Goal: Rewrite the material from its start through the line containing "y-tick-label: 70 — [70, 556, 96, 582]", replacing "end-value-label" with "end-value-text" and changing nothing else.

┌──

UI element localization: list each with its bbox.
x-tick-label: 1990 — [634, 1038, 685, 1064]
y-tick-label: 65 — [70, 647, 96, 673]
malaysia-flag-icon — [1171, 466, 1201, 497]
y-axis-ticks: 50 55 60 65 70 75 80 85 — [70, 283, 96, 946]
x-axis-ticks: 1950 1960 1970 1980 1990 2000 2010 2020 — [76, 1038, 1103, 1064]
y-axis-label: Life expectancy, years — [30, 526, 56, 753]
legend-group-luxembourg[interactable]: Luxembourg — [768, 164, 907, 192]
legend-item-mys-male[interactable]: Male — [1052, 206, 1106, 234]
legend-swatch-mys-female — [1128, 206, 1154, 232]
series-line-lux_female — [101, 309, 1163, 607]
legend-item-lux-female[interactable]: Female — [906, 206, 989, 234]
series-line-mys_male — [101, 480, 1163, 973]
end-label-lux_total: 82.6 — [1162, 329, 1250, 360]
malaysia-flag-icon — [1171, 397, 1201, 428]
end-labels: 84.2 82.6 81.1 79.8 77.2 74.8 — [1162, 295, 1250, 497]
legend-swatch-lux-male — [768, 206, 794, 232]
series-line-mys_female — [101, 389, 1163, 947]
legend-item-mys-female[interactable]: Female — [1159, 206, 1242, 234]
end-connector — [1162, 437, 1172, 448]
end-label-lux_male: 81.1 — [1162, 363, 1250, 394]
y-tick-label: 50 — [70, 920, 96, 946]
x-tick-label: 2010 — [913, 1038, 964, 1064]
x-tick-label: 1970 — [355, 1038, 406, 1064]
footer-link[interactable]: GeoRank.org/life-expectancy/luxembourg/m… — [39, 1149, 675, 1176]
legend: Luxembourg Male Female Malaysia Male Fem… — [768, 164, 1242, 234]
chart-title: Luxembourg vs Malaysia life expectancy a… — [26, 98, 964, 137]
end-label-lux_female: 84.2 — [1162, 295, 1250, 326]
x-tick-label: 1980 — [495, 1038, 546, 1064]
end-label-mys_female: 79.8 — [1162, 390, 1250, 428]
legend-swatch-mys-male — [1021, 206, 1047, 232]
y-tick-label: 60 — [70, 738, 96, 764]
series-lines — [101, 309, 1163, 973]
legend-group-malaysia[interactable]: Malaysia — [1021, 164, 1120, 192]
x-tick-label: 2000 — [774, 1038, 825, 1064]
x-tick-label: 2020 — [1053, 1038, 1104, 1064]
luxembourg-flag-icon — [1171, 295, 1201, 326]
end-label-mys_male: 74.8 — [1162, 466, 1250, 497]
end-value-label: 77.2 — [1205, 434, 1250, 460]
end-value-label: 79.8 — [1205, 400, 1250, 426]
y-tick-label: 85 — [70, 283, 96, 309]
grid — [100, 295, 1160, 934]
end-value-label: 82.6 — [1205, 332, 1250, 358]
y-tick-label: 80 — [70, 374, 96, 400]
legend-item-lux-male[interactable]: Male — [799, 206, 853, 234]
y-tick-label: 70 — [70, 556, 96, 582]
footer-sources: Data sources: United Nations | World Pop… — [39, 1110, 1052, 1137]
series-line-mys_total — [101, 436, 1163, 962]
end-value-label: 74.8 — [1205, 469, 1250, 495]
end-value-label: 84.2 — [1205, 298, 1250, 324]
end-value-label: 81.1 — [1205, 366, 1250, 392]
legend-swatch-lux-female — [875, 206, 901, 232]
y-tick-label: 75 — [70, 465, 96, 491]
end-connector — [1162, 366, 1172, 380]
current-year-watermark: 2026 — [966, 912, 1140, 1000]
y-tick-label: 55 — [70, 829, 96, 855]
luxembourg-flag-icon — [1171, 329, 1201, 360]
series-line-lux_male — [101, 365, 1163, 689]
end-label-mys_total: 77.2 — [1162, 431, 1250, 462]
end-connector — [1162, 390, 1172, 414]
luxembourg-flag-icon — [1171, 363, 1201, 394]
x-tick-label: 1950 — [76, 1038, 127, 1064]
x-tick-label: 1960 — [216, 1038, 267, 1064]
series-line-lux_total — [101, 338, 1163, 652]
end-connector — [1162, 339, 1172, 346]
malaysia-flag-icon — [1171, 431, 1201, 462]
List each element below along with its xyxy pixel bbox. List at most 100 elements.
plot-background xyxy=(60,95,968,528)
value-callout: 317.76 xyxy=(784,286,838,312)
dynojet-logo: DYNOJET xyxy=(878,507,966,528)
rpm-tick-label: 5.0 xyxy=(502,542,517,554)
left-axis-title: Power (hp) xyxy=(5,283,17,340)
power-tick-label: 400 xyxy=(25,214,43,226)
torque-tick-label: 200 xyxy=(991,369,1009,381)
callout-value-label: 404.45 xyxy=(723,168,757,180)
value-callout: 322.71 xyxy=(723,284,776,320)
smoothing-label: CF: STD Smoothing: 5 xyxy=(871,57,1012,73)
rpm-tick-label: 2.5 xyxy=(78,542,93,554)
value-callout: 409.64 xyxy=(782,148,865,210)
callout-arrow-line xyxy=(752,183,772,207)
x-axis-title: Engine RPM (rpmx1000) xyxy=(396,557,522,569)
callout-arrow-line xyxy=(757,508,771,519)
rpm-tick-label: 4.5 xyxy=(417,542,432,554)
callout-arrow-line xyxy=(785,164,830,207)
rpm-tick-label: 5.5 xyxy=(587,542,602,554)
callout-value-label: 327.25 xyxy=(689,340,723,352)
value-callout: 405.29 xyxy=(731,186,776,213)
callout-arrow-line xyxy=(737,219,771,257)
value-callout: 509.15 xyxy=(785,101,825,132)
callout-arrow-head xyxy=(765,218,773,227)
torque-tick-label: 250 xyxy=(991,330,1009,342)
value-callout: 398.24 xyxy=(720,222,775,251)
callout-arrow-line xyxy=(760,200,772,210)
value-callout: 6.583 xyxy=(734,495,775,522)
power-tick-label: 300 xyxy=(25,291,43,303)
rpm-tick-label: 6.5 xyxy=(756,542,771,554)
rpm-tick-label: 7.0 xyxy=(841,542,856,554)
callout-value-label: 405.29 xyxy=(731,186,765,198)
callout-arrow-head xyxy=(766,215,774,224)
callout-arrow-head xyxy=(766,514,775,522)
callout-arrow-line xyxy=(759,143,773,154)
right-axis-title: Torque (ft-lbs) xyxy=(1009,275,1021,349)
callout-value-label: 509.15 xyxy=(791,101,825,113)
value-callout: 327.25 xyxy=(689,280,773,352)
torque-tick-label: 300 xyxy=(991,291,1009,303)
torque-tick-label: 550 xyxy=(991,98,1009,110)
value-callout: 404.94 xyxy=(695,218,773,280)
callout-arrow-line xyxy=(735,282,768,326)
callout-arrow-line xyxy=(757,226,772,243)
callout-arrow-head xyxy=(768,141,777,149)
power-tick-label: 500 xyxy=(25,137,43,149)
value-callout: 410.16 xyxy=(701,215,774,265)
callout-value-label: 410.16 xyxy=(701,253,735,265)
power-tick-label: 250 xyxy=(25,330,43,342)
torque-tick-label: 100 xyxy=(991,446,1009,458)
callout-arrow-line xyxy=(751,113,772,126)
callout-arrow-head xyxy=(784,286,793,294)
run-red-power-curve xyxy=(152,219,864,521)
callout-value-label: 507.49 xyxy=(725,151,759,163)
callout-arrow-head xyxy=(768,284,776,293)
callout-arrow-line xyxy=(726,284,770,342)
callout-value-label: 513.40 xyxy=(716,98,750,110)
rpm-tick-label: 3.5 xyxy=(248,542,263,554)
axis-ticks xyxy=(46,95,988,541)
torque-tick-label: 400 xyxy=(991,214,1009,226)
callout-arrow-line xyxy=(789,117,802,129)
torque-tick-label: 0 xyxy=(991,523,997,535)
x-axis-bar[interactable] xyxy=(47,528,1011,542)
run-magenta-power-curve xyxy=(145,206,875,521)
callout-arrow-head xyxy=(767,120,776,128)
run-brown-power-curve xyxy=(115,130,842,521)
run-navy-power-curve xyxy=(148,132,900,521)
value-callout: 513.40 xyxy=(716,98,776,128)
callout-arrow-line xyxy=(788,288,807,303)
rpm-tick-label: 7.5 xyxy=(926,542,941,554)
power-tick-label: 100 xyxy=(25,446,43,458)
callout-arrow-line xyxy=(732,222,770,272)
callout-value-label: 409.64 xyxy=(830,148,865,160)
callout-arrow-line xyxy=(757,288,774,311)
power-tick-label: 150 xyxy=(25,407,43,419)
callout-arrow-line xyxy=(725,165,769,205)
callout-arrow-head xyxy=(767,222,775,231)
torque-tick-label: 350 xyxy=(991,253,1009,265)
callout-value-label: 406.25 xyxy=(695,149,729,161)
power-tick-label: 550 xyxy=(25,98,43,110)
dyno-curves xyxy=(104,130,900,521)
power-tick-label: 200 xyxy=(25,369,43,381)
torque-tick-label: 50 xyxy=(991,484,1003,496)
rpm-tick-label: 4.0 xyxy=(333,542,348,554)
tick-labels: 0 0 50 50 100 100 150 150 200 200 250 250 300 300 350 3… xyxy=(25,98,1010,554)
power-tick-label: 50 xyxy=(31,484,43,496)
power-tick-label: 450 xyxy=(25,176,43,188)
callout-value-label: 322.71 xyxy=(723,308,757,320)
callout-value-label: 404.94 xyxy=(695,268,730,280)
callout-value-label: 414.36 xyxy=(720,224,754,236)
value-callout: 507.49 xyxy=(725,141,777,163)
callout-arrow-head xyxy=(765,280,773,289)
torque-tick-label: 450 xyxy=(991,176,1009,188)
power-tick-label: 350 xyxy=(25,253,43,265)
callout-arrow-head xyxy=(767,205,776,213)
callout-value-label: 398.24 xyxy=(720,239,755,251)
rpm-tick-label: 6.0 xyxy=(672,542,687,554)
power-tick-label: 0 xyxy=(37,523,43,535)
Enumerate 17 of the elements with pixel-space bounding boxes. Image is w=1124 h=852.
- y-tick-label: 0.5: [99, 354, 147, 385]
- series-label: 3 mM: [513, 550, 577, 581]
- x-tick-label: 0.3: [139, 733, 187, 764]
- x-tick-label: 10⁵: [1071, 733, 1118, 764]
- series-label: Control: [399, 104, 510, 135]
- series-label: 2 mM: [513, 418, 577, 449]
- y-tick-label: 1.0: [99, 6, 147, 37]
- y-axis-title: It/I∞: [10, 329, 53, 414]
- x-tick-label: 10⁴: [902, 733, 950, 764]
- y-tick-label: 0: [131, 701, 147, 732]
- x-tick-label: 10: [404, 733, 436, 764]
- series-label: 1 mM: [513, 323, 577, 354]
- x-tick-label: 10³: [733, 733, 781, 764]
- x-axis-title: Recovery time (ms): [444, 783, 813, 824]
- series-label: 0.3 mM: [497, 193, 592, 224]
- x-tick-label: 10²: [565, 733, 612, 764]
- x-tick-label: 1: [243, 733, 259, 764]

└──

Solved problem:
UI element localization: list each with its bbox.
x-tick-label: 1990 — [634, 1038, 685, 1064]
y-tick-label: 65 — [70, 647, 96, 673]
malaysia-flag-icon — [1171, 466, 1201, 497]
y-axis-ticks: 50 55 60 65 70 75 80 85 — [70, 283, 96, 946]
x-axis-ticks: 1950 1960 1970 1980 1990 2000 2010 2020 — [76, 1038, 1103, 1064]
y-axis-label: Life expectancy, years — [30, 526, 56, 753]
legend-group-luxembourg[interactable]: Luxembourg — [768, 164, 907, 192]
legend-item-mys-male[interactable]: Male — [1052, 206, 1106, 234]
legend-swatch-mys-female — [1128, 206, 1154, 232]
series-line-lux_female — [101, 309, 1163, 607]
legend-item-lux-female[interactable]: Female — [906, 206, 989, 234]
series-line-mys_male — [101, 480, 1163, 973]
end-label-lux_total: 82.6 — [1162, 329, 1250, 360]
malaysia-flag-icon — [1171, 397, 1201, 428]
end-labels: 84.2 82.6 81.1 79.8 77.2 74.8 — [1162, 295, 1250, 497]
legend-swatch-lux-male — [768, 206, 794, 232]
series-line-mys_female — [101, 389, 1163, 947]
legend-item-mys-female[interactable]: Female — [1159, 206, 1242, 234]
end-connector — [1162, 437, 1172, 448]
end-label-lux_male: 81.1 — [1162, 363, 1250, 394]
y-tick-label: 50 — [70, 920, 96, 946]
x-tick-label: 2010 — [913, 1038, 964, 1064]
x-tick-label: 1970 — [355, 1038, 406, 1064]
footer-link[interactable]: GeoRank.org/life-expectancy/luxembourg/m… — [39, 1149, 675, 1176]
legend: Luxembourg Male Female Malaysia Male Fem… — [768, 164, 1242, 234]
chart-title: Luxembourg vs Malaysia life expectancy a… — [26, 98, 964, 137]
end-label-lux_female: 84.2 — [1162, 295, 1250, 326]
x-tick-label: 1980 — [495, 1038, 546, 1064]
end-label-mys_female: 79.8 — [1162, 390, 1250, 428]
legend-swatch-mys-male — [1021, 206, 1047, 232]
y-tick-label: 60 — [70, 738, 96, 764]
series-lines — [101, 309, 1163, 973]
legend-group-malaysia[interactable]: Malaysia — [1021, 164, 1120, 192]
x-tick-label: 2000 — [774, 1038, 825, 1064]
x-tick-label: 2020 — [1053, 1038, 1104, 1064]
luxembourg-flag-icon — [1171, 295, 1201, 326]
end-label-mys_male: 74.8 — [1162, 466, 1250, 497]
end-value-text: 77.2 — [1205, 434, 1250, 460]
end-value-text: 79.8 — [1205, 400, 1250, 426]
y-tick-label: 85 — [70, 283, 96, 309]
grid — [100, 295, 1160, 934]
end-value-text: 82.6 — [1205, 332, 1250, 358]
y-tick-label: 80 — [70, 374, 96, 400]
legend-item-lux-male[interactable]: Male — [799, 206, 853, 234]
y-tick-label: 70 — [70, 556, 96, 582]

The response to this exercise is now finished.